Problem details: Copy out every record below exactly as written, but leave out any pictures.

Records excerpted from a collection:
══════

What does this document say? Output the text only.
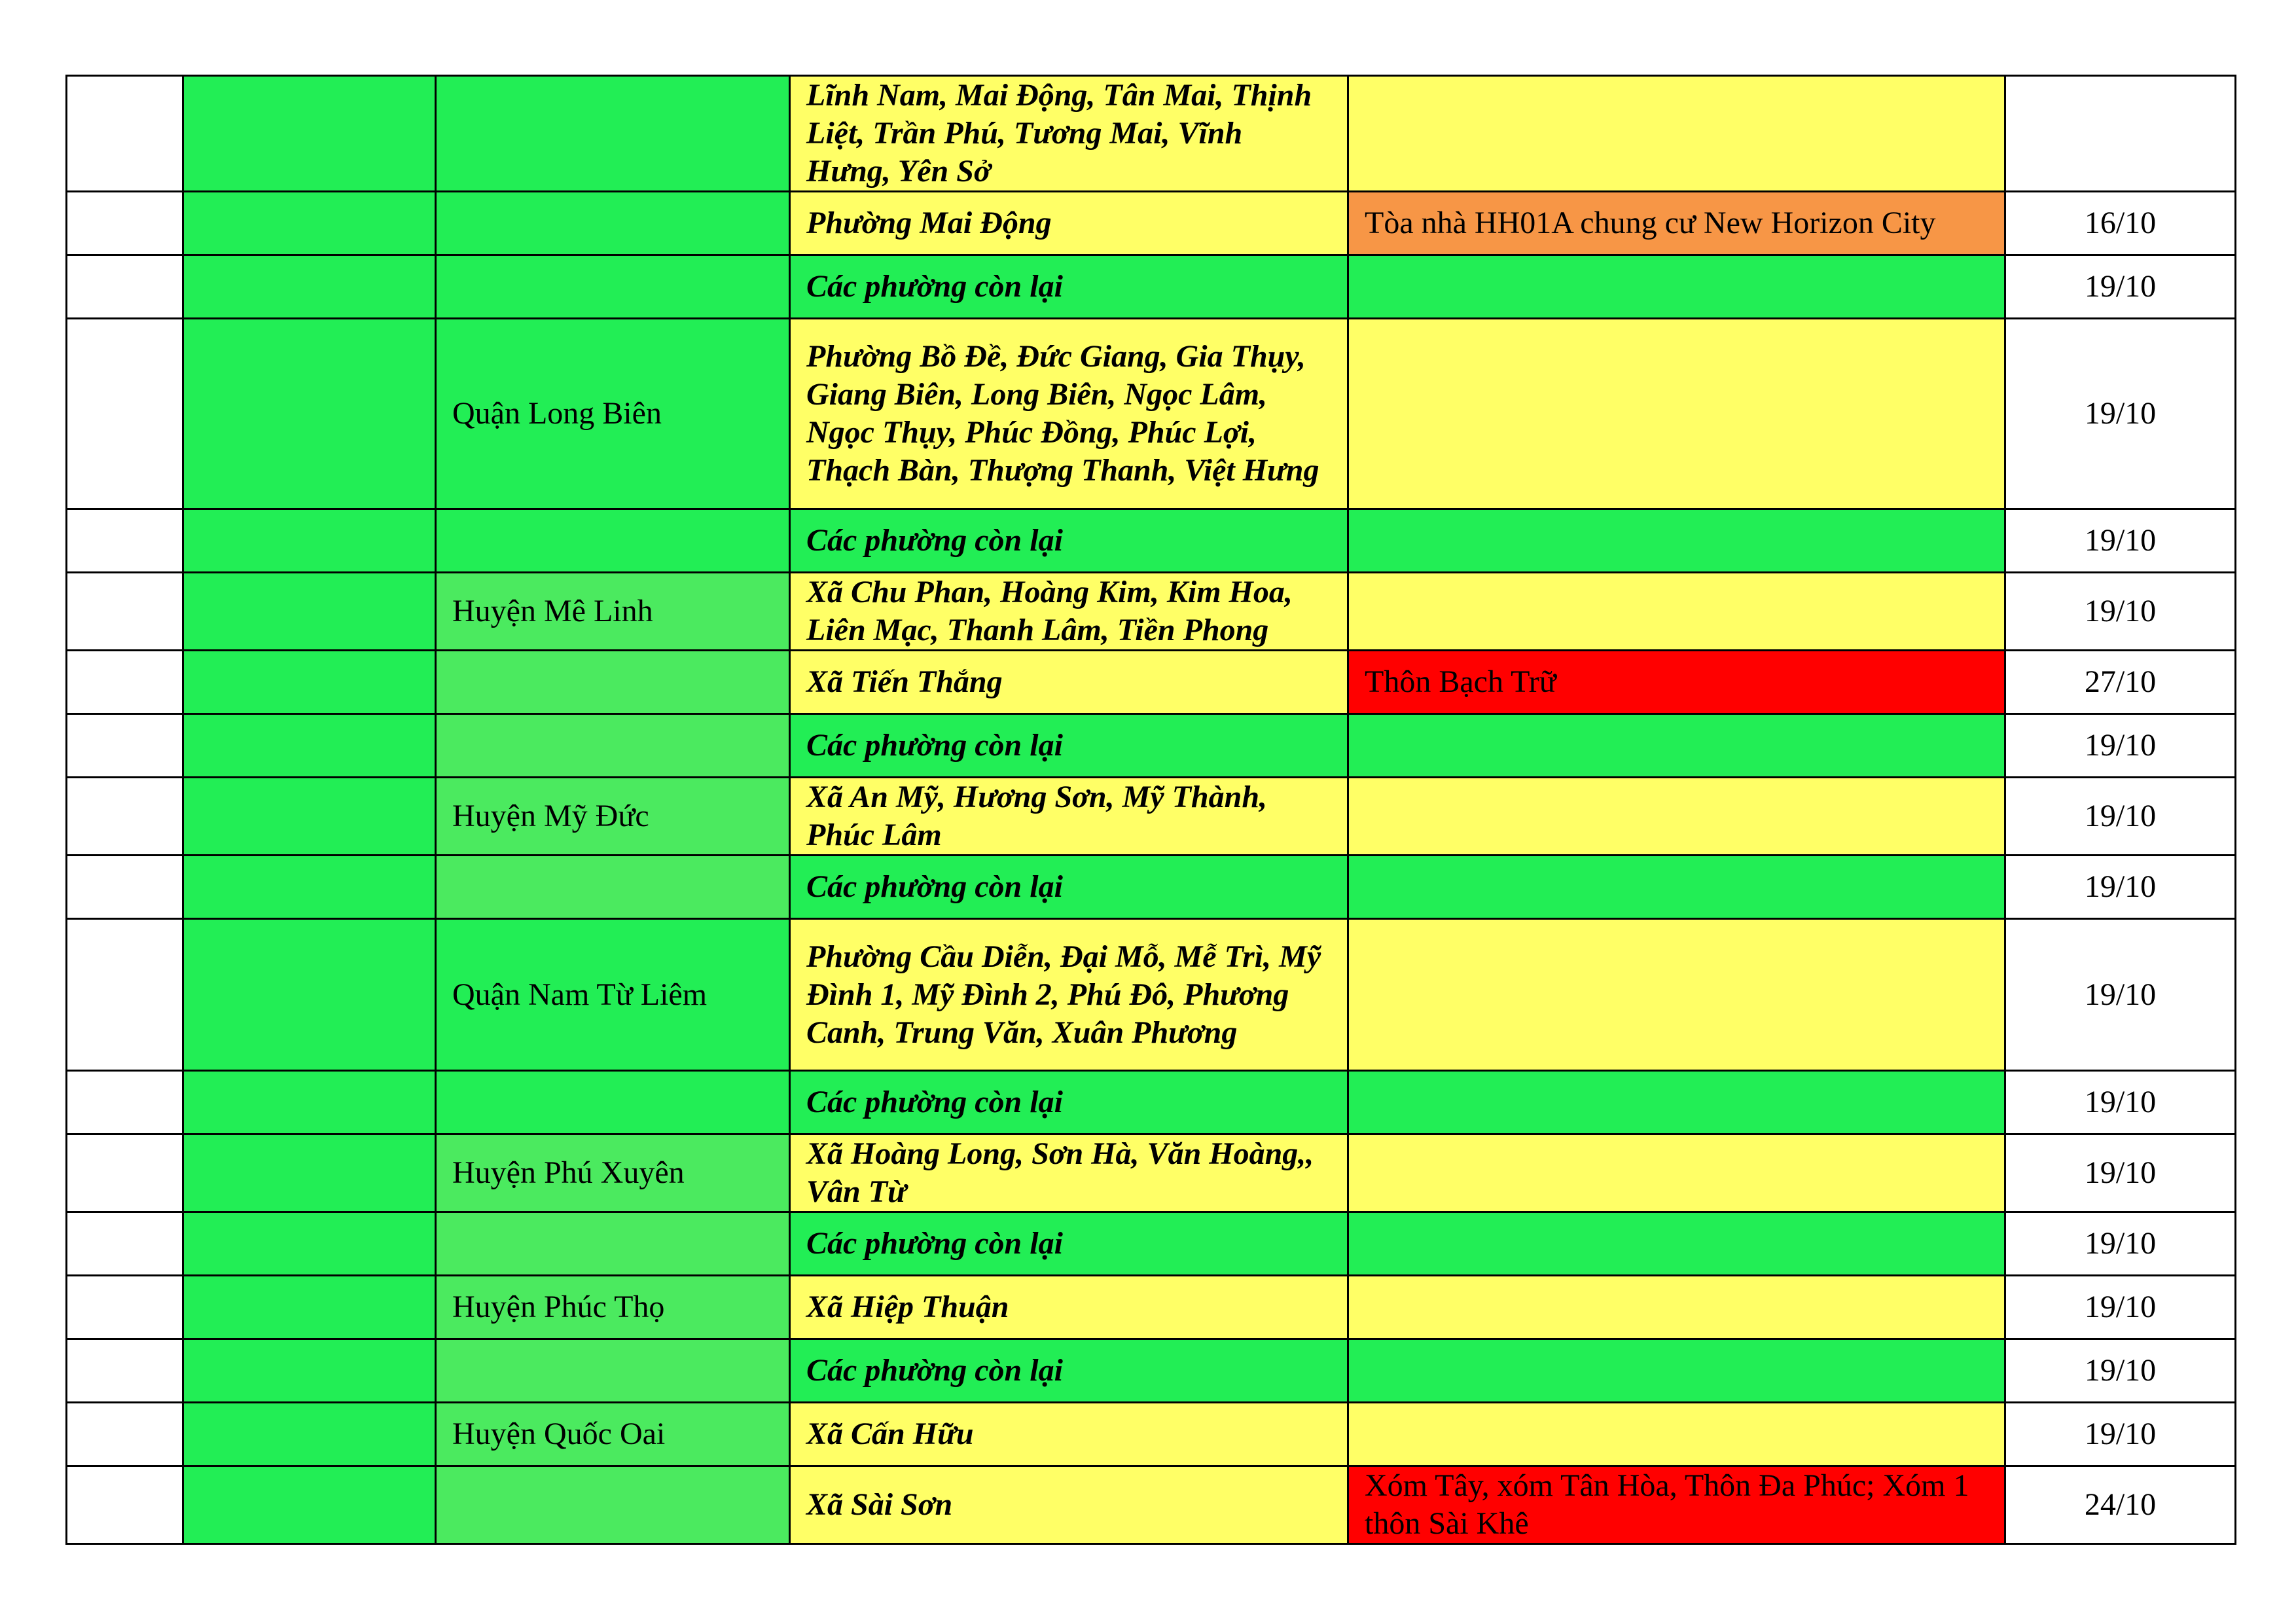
			Lĩnh Nam, Mai Động, Tân Mai, Thịnh Liệt, Trần Phú, Tương Mai, Vĩnh Hưng, Yên Sở		
			Phường Mai Động	Tòa nhà HH01A chung cư New Horizon City	16/10
			Các phường còn lại		19/10
		Quận Long Biên	Phường Bồ Đề, Đức Giang, Gia Thụy, Giang Biên, Long Biên, Ngọc Lâm, Ngọc Thụy, Phúc Đồng, Phúc Lợi, Thạch Bàn, Thượng Thanh, Việt Hưng		19/10
			Các phường còn lại		19/10
		Huyện Mê Linh	Xã Chu Phan, Hoàng Kim, Kim Hoa, Liên Mạc, Thanh Lâm, Tiền Phong		19/10
			Xã Tiến Thắng	Thôn Bạch Trữ	27/10
			Các phường còn lại		19/10
		Huyện Mỹ Đức	Xã An Mỹ, Hương Sơn, Mỹ Thành, Phúc Lâm		19/10
			Các phường còn lại		19/10
		Quận Nam Từ Liêm	Phường Cầu Diễn, Đại Mỗ, Mễ Trì, Mỹ Đình 1, Mỹ Đình 2, Phú Đô, Phương Canh, Trung Văn, Xuân Phương		19/10
			Các phường còn lại		19/10
		Huyện Phú Xuyên	Xã Hoàng Long, Sơn Hà, Văn Hoàng,, Vân Từ		19/10
			Các phường còn lại		19/10
		Huyện Phúc Thọ	Xã Hiệp Thuận		19/10
			Các phường còn lại		19/10
		Huyện Quốc Oai	Xã Cấn Hữu		19/10
			Xã Sài Sơn	Xóm Tây, xóm Tân Hòa, Thôn Đa Phúc; Xóm 1 thôn Sài Khê	24/10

══════

Exercise output:
What does this document say? Output the text only.
			Lĩnh Nam, Mai Động, Tân Mai, Thịnh Liệt, Trần Phú, Tương Mai, Vĩnh Hưng, Yên Sở		
			Phường Mai Động	Tòa nhà HH01A chung cư New Horizon City	16/10
			Các phường còn lại		19/10
		Quận Long Biên	Phường Bồ Đề, Đức Giang, Gia Thụy, Giang Biên, Long Biên, Ngọc Lâm, Ngọc Thụy, Phúc Đồng, Phúc Lợi, Thạch Bàn, Thượng Thanh, Việt Hưng		19/10
			Các phường còn lại		19/10
		Huyện Mê Linh	Xã Chu Phan, Hoàng Kim, Kim Hoa, Liên Mạc, Thanh Lâm, Tiền Phong		19/10
			Xã Tiến Thắng	Thôn Bạch Trữ	27/10
			Các phường còn lại		19/10
		Huyện Mỹ Đức	Xã An Mỹ, Hương Sơn, Mỹ Thành, Phúc Lâm		19/10
			Các phường còn lại		19/10
		Quận Nam Từ Liêm	Phường Cầu Diễn, Đại Mỗ, Mễ Trì, Mỹ Đình 1, Mỹ Đình 2, Phú Đô, Phương Canh, Trung Văn, Xuân Phương		19/10
			Các phường còn lại		19/10
		Huyện Phú Xuyên	Xã Hoàng Long, Sơn Hà, Văn Hoàng,, Vân Từ		19/10
			Các phường còn lại		19/10
		Huyện Phúc Thọ	Xã Hiệp Thuận		19/10
			Các phường còn lại		19/10
		Huyện Quốc Oai	Xã Cấn Hữu		19/10
			Xã Sài Sơn	Xóm Tây, xóm Tân Hòa, Thôn Đa Phúc; Xóm 1 thôn Sài Khê	24/10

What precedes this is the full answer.